▸ **SHORT PROBLEM**
Could you transcribe every record below exactly as written, leaving out any pictures?

** Begin **

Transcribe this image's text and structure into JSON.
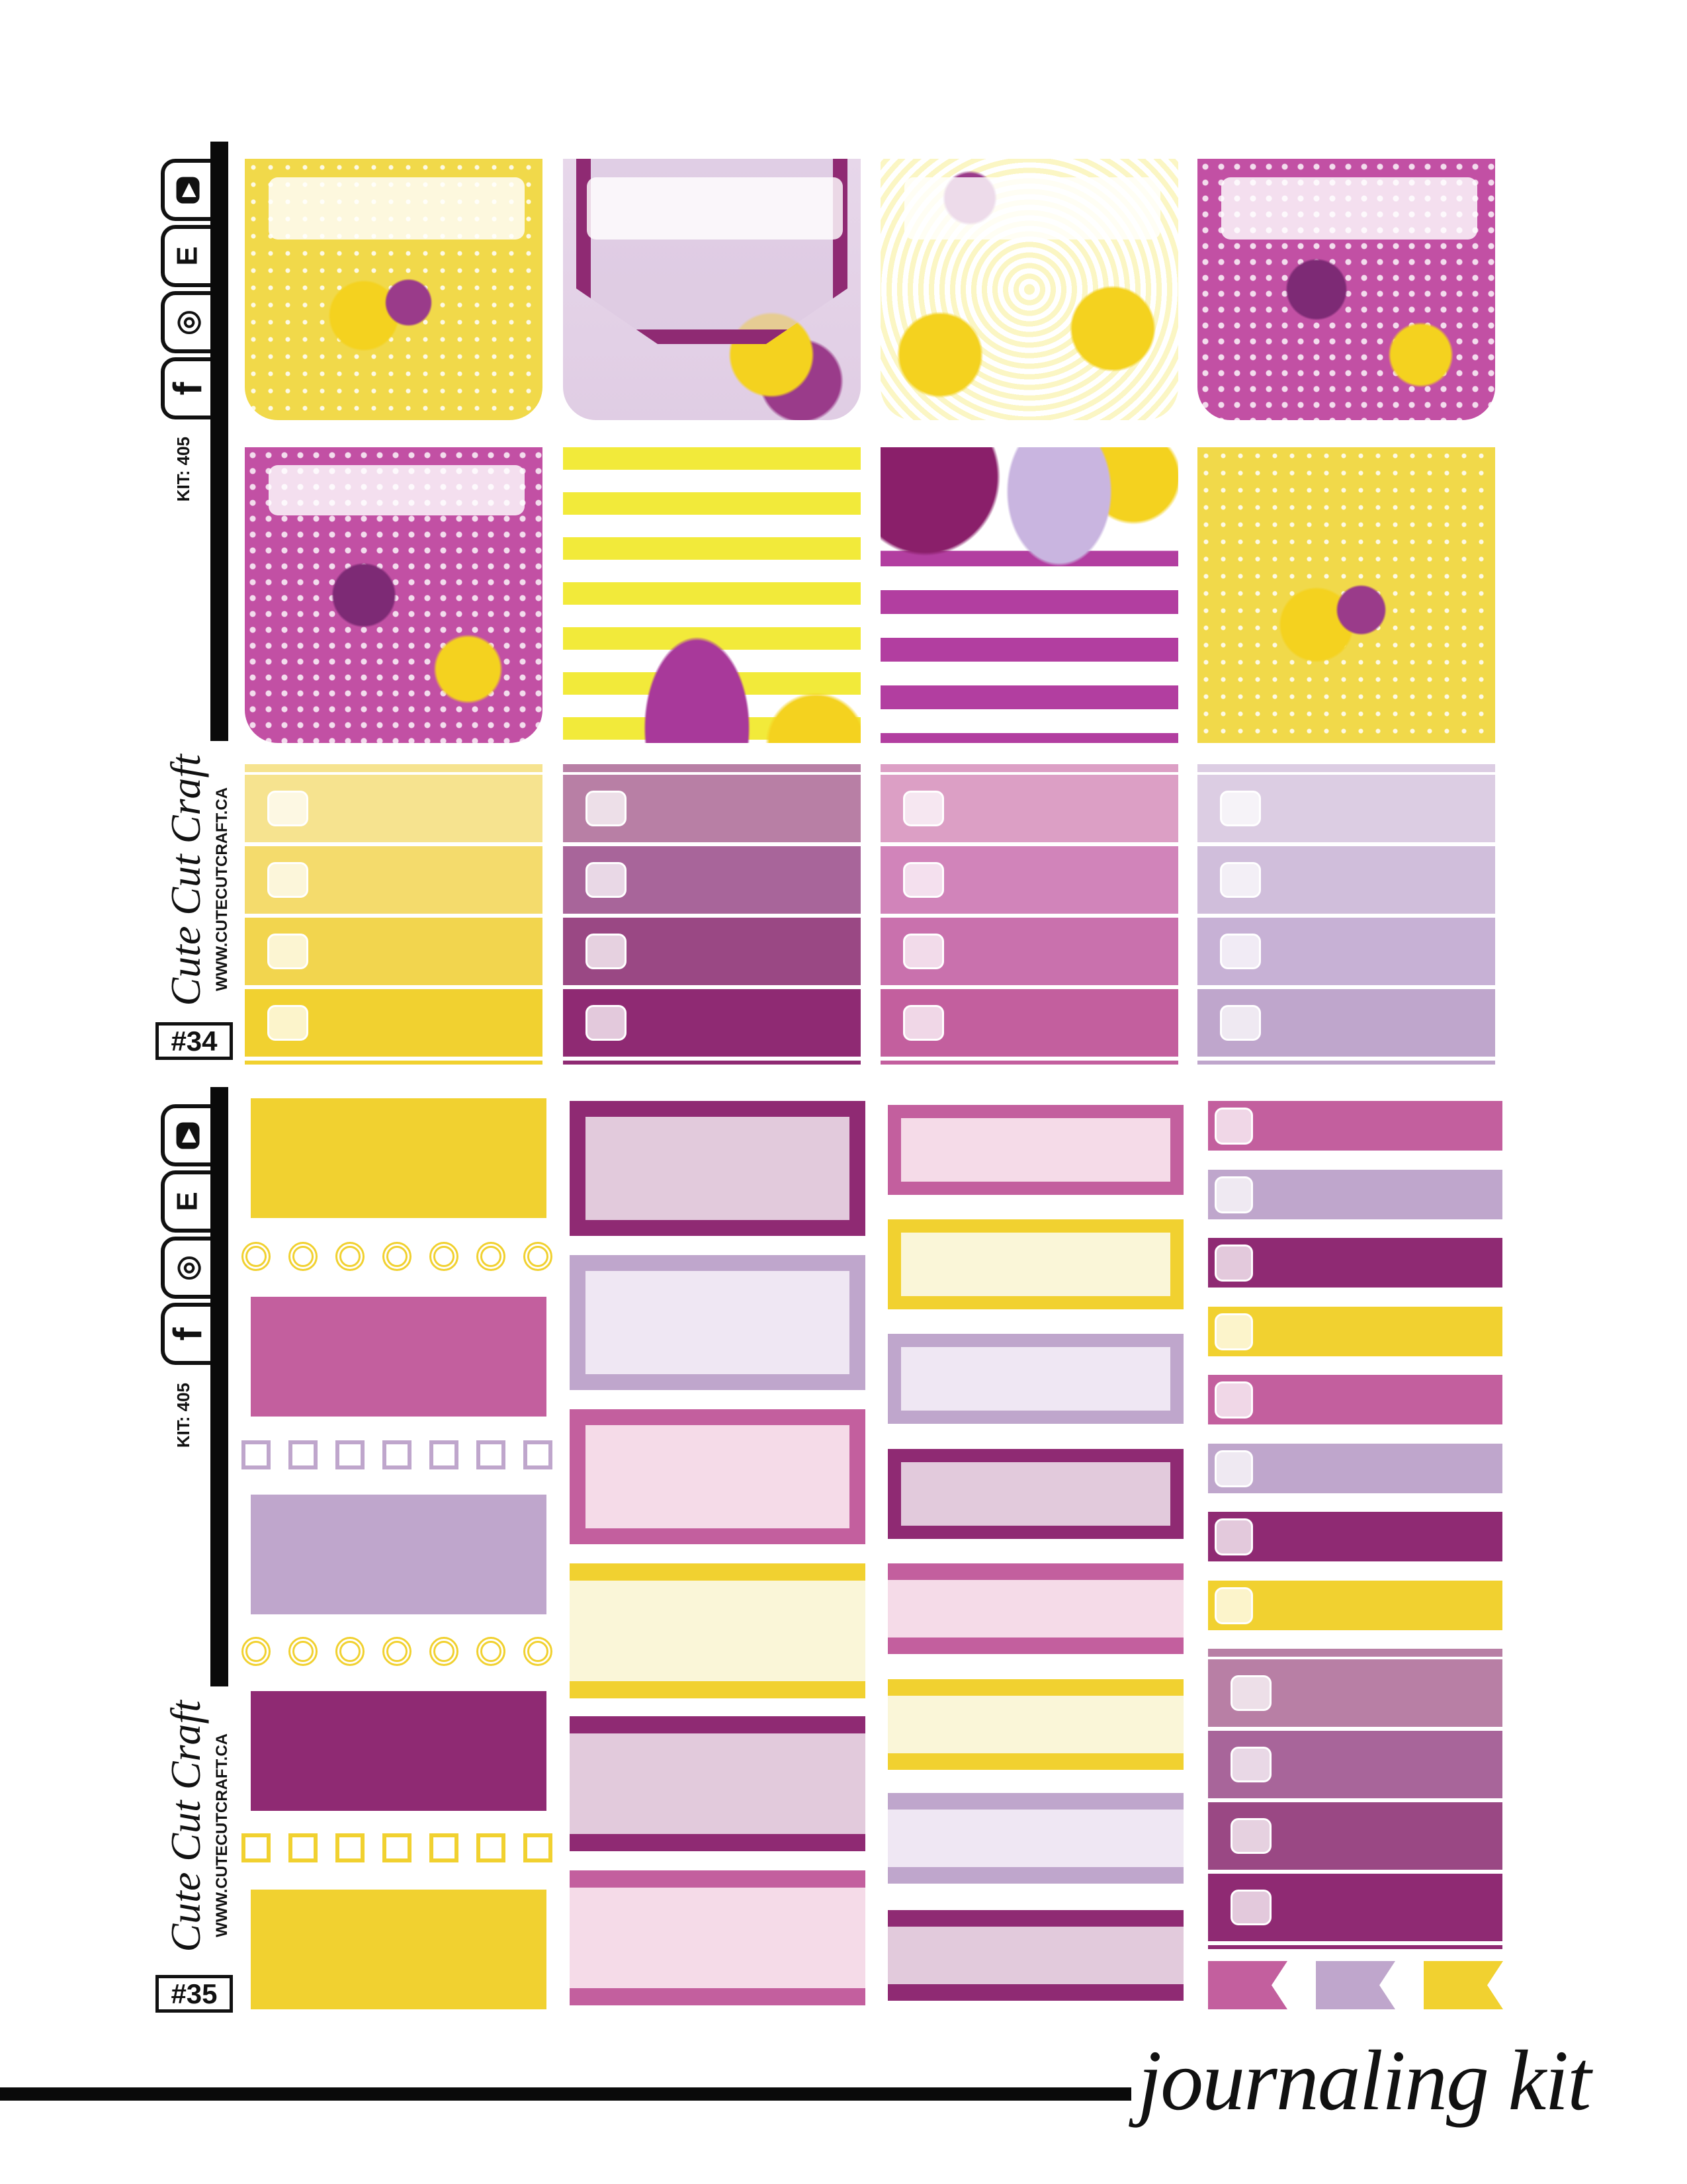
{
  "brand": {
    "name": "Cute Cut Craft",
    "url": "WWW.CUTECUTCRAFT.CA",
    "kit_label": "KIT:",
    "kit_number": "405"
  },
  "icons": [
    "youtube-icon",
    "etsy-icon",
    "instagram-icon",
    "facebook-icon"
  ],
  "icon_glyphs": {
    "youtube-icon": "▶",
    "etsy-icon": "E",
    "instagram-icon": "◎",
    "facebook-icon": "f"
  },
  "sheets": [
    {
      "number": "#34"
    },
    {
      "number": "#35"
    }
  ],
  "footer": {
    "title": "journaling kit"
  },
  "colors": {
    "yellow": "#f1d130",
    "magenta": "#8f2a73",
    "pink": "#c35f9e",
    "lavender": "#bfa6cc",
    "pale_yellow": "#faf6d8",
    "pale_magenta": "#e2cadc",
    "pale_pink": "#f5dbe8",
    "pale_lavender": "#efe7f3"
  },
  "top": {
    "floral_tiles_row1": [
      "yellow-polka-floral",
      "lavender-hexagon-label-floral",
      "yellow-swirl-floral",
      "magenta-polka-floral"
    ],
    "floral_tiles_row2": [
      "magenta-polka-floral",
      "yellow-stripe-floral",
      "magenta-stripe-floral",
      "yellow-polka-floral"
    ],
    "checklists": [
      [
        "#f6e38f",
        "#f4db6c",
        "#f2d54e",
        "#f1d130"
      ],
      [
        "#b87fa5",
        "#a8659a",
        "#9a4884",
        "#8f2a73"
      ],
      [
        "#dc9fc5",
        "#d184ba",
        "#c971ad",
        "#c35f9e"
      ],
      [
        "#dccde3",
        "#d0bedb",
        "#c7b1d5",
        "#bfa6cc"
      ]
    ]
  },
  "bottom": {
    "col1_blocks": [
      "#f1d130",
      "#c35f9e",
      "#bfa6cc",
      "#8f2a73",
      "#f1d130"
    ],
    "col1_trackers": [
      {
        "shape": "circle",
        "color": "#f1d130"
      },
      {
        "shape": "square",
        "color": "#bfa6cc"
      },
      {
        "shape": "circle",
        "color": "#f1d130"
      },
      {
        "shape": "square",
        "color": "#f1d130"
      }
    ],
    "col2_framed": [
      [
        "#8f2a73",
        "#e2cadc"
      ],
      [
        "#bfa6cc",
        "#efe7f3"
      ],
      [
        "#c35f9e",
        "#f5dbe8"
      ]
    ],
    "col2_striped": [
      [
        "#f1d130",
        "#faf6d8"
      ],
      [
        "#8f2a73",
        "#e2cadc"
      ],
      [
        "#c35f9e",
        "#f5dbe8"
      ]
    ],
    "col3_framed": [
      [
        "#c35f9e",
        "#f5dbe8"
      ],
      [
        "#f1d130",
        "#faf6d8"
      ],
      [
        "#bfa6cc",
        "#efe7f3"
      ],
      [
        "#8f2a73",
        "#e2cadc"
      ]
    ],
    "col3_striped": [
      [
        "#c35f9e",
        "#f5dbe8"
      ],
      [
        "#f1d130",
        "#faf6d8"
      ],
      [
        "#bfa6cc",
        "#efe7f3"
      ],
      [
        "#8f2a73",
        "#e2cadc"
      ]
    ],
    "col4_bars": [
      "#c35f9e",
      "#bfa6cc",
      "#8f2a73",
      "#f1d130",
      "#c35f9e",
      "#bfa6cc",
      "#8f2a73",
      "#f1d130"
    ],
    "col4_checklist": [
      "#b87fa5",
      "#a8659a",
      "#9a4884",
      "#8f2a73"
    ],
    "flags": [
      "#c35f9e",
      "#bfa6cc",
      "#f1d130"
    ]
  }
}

** End **

▸ **FINAL RESULT**
Transcribe this image's text and structure into JSON.
{
  "brand": {
    "name": "Cute Cut Craft",
    "url": "WWW.CUTECUTCRAFT.CA",
    "kit_label": "KIT:",
    "kit_number": "405"
  },
  "icons": [
    "youtube-icon",
    "etsy-icon",
    "instagram-icon",
    "facebook-icon"
  ],
  "icon_glyphs": {
    "youtube-icon": "▶",
    "etsy-icon": "E",
    "instagram-icon": "◎",
    "facebook-icon": "f"
  },
  "sheets": [
    {
      "number": "#34"
    },
    {
      "number": "#35"
    }
  ],
  "footer": {
    "title": "journaling kit"
  },
  "colors": {
    "yellow": "#f1d130",
    "magenta": "#8f2a73",
    "pink": "#c35f9e",
    "lavender": "#bfa6cc",
    "pale_yellow": "#faf6d8",
    "pale_magenta": "#e2cadc",
    "pale_pink": "#f5dbe8",
    "pale_lavender": "#efe7f3"
  },
  "top": {
    "floral_tiles_row1": [
      "yellow-polka-floral",
      "lavender-hexagon-label-floral",
      "yellow-swirl-floral",
      "magenta-polka-floral"
    ],
    "floral_tiles_row2": [
      "magenta-polka-floral",
      "yellow-stripe-floral",
      "magenta-stripe-floral",
      "yellow-polka-floral"
    ],
    "checklists": [
      [
        "#f6e38f",
        "#f4db6c",
        "#f2d54e",
        "#f1d130"
      ],
      [
        "#b87fa5",
        "#a8659a",
        "#9a4884",
        "#8f2a73"
      ],
      [
        "#dc9fc5",
        "#d184ba",
        "#c971ad",
        "#c35f9e"
      ],
      [
        "#dccde3",
        "#d0bedb",
        "#c7b1d5",
        "#bfa6cc"
      ]
    ]
  },
  "bottom": {
    "col1_blocks": [
      "#f1d130",
      "#c35f9e",
      "#bfa6cc",
      "#8f2a73",
      "#f1d130"
    ],
    "col1_trackers": [
      {
        "shape": "circle",
        "color": "#f1d130"
      },
      {
        "shape": "square",
        "color": "#bfa6cc"
      },
      {
        "shape": "circle",
        "color": "#f1d130"
      },
      {
        "shape": "square",
        "color": "#f1d130"
      }
    ],
    "col2_framed": [
      [
        "#8f2a73",
        "#e2cadc"
      ],
      [
        "#bfa6cc",
        "#efe7f3"
      ],
      [
        "#c35f9e",
        "#f5dbe8"
      ]
    ],
    "col2_striped": [
      [
        "#f1d130",
        "#faf6d8"
      ],
      [
        "#8f2a73",
        "#e2cadc"
      ],
      [
        "#c35f9e",
        "#f5dbe8"
      ]
    ],
    "col3_framed": [
      [
        "#c35f9e",
        "#f5dbe8"
      ],
      [
        "#f1d130",
        "#faf6d8"
      ],
      [
        "#bfa6cc",
        "#efe7f3"
      ],
      [
        "#8f2a73",
        "#e2cadc"
      ]
    ],
    "col3_striped": [
      [
        "#c35f9e",
        "#f5dbe8"
      ],
      [
        "#f1d130",
        "#faf6d8"
      ],
      [
        "#bfa6cc",
        "#efe7f3"
      ],
      [
        "#8f2a73",
        "#e2cadc"
      ]
    ],
    "col4_bars": [
      "#c35f9e",
      "#bfa6cc",
      "#8f2a73",
      "#f1d130",
      "#c35f9e",
      "#bfa6cc",
      "#8f2a73",
      "#f1d130"
    ],
    "col4_checklist": [
      "#b87fa5",
      "#a8659a",
      "#9a4884",
      "#8f2a73"
    ],
    "flags": [
      "#c35f9e",
      "#bfa6cc",
      "#f1d130"
    ]
  }
}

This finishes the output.